__Dataset content__.
==============================

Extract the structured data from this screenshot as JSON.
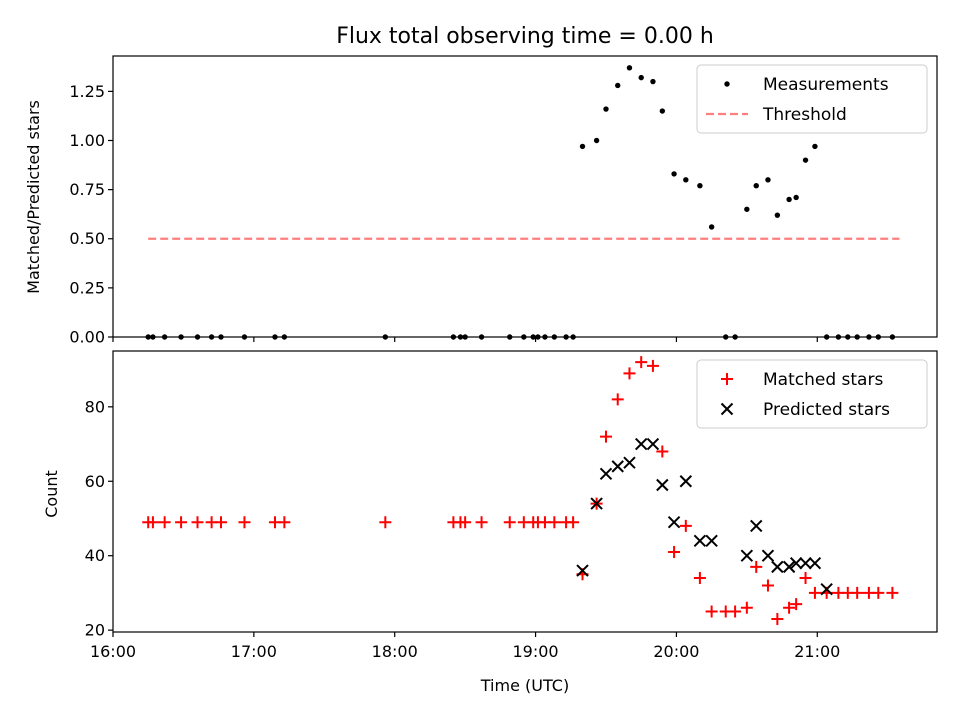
{
  "chart_data": [
    {
      "type": "scatter",
      "title": "Flux total observing time = 0.00 h",
      "xlabel": "",
      "ylabel": "Matched/Predicted stars",
      "xlim": [
        "16:00",
        "21:51"
      ],
      "ylim": [
        0,
        1.43
      ],
      "yticks": [
        "0.00",
        "0.25",
        "0.50",
        "0.75",
        "1.00",
        "1.25"
      ],
      "ytick_values": [
        0,
        0.25,
        0.5,
        0.75,
        1.0,
        1.25
      ],
      "legend_position": "top-right",
      "series": [
        {
          "name": "Measurements",
          "marker": "dot",
          "color": "#000000",
          "x": [
            "16:15",
            "16:17",
            "16:22",
            "16:29",
            "16:36",
            "16:42",
            "16:46",
            "16:56",
            "17:09",
            "17:13",
            "17:56",
            "18:25",
            "18:28",
            "18:30",
            "18:37",
            "18:49",
            "18:55",
            "18:59",
            "19:01",
            "19:04",
            "19:08",
            "19:13",
            "19:16",
            "19:20",
            "19:26",
            "19:30",
            "19:35",
            "19:40",
            "19:45",
            "19:50",
            "19:54",
            "19:59",
            "20:04",
            "20:10",
            "20:15",
            "20:21",
            "20:25",
            "20:30",
            "20:34",
            "20:39",
            "20:43",
            "20:48",
            "20:51",
            "20:55",
            "20:59",
            "21:04",
            "21:09",
            "21:13",
            "21:17",
            "21:22",
            "21:26",
            "21:32"
          ],
          "y": [
            0,
            0,
            0,
            0,
            0,
            0,
            0,
            0,
            0,
            0,
            0,
            0,
            0,
            0,
            0,
            0,
            0,
            0,
            0,
            0,
            0,
            0,
            0,
            0.97,
            1.0,
            1.16,
            1.28,
            1.37,
            1.32,
            1.3,
            1.15,
            0.83,
            0.8,
            0.77,
            0.56,
            0,
            0,
            0.65,
            0.77,
            0.8,
            0.62,
            0.7,
            0.71,
            0.9,
            0.97,
            0,
            0,
            0,
            0,
            0,
            0,
            0
          ]
        },
        {
          "name": "Threshold",
          "style": "dashed",
          "color": "#ff7f7f",
          "x": [
            "16:15",
            "21:35"
          ],
          "y": [
            0.5,
            0.5
          ]
        }
      ]
    },
    {
      "type": "scatter",
      "title": "",
      "xlabel": "Time (UTC)",
      "ylabel": "Count",
      "xlim": [
        "16:00",
        "21:51"
      ],
      "ylim": [
        19.5,
        95
      ],
      "yticks": [
        "20",
        "40",
        "60",
        "80"
      ],
      "ytick_values": [
        20,
        40,
        60,
        80
      ],
      "xticks": [
        "16:00",
        "17:00",
        "18:00",
        "19:00",
        "20:00",
        "21:00"
      ],
      "legend_position": "top-right",
      "series": [
        {
          "name": "Matched stars",
          "marker": "plus",
          "color": "#ff0000",
          "x": [
            "16:15",
            "16:17",
            "16:22",
            "16:29",
            "16:36",
            "16:42",
            "16:46",
            "16:56",
            "17:09",
            "17:13",
            "17:56",
            "18:25",
            "18:28",
            "18:30",
            "18:37",
            "18:49",
            "18:55",
            "18:59",
            "19:01",
            "19:04",
            "19:08",
            "19:13",
            "19:16",
            "19:20",
            "19:26",
            "19:30",
            "19:35",
            "19:40",
            "19:45",
            "19:50",
            "19:54",
            "19:59",
            "20:04",
            "20:10",
            "20:15",
            "20:21",
            "20:25",
            "20:30",
            "20:34",
            "20:39",
            "20:43",
            "20:48",
            "20:51",
            "20:55",
            "20:59",
            "21:04",
            "21:09",
            "21:13",
            "21:17",
            "21:22",
            "21:26",
            "21:32"
          ],
          "y": [
            49,
            49,
            49,
            49,
            49,
            49,
            49,
            49,
            49,
            49,
            49,
            49,
            49,
            49,
            49,
            49,
            49,
            49,
            49,
            49,
            49,
            49,
            49,
            35,
            54,
            72,
            82,
            89,
            92,
            91,
            68,
            41,
            48,
            34,
            25,
            25,
            25,
            26,
            37,
            32,
            23,
            26,
            27,
            34,
            30,
            30,
            30,
            30,
            30,
            30,
            30,
            30
          ]
        },
        {
          "name": "Predicted stars",
          "marker": "x",
          "color": "#000000",
          "x": [
            "19:20",
            "19:26",
            "19:30",
            "19:35",
            "19:40",
            "19:45",
            "19:50",
            "19:54",
            "19:59",
            "20:04",
            "20:10",
            "20:15",
            "20:30",
            "20:34",
            "20:39",
            "20:43",
            "20:48",
            "20:51",
            "20:55",
            "20:59",
            "21:04"
          ],
          "y": [
            36,
            54,
            62,
            64,
            65,
            70,
            70,
            59,
            49,
            60,
            44,
            44,
            40,
            48,
            40,
            37,
            37,
            38,
            38,
            38,
            31
          ]
        }
      ]
    }
  ]
}
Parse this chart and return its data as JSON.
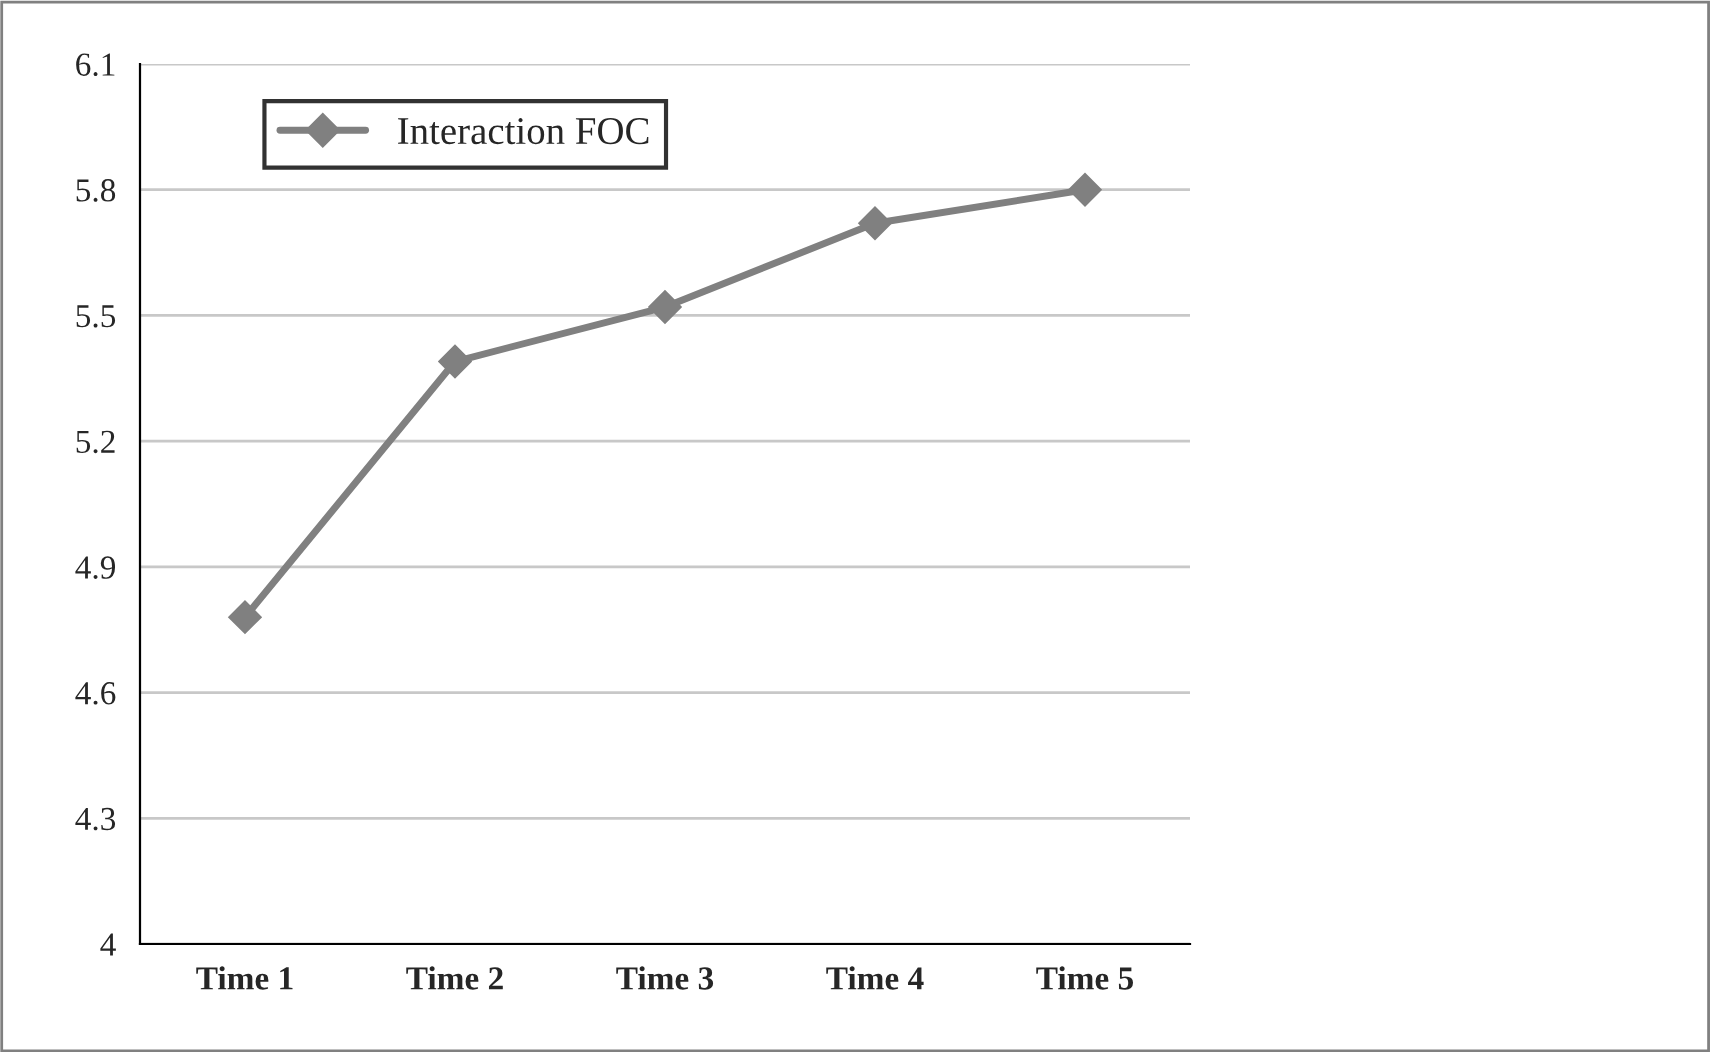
{
  "chart_data": {
    "type": "line",
    "categories": [
      "Time 1",
      "Time 2",
      "Time 3",
      "Time 4",
      "Time 5"
    ],
    "series": [
      {
        "name": "Interaction FOC",
        "color": "#808080",
        "values": [
          4.78,
          5.39,
          5.52,
          5.72,
          5.8
        ]
      }
    ],
    "ylim": [
      4,
      6.1
    ],
    "yticks": [
      {
        "value": 4,
        "label": "4"
      },
      4.3,
      4.6,
      4.9,
      5.2,
      5.5,
      5.8,
      6.1
    ],
    "grid": "y",
    "legend": "top left",
    "marker": "diamond",
    "line_style": "solid"
  }
}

==============================

__Given task__. Return each line of the listing that holds the string "this".

__Solution__.
Extract the structured data from this screenshot as JSON.
Parse this chart and return its data as JSON.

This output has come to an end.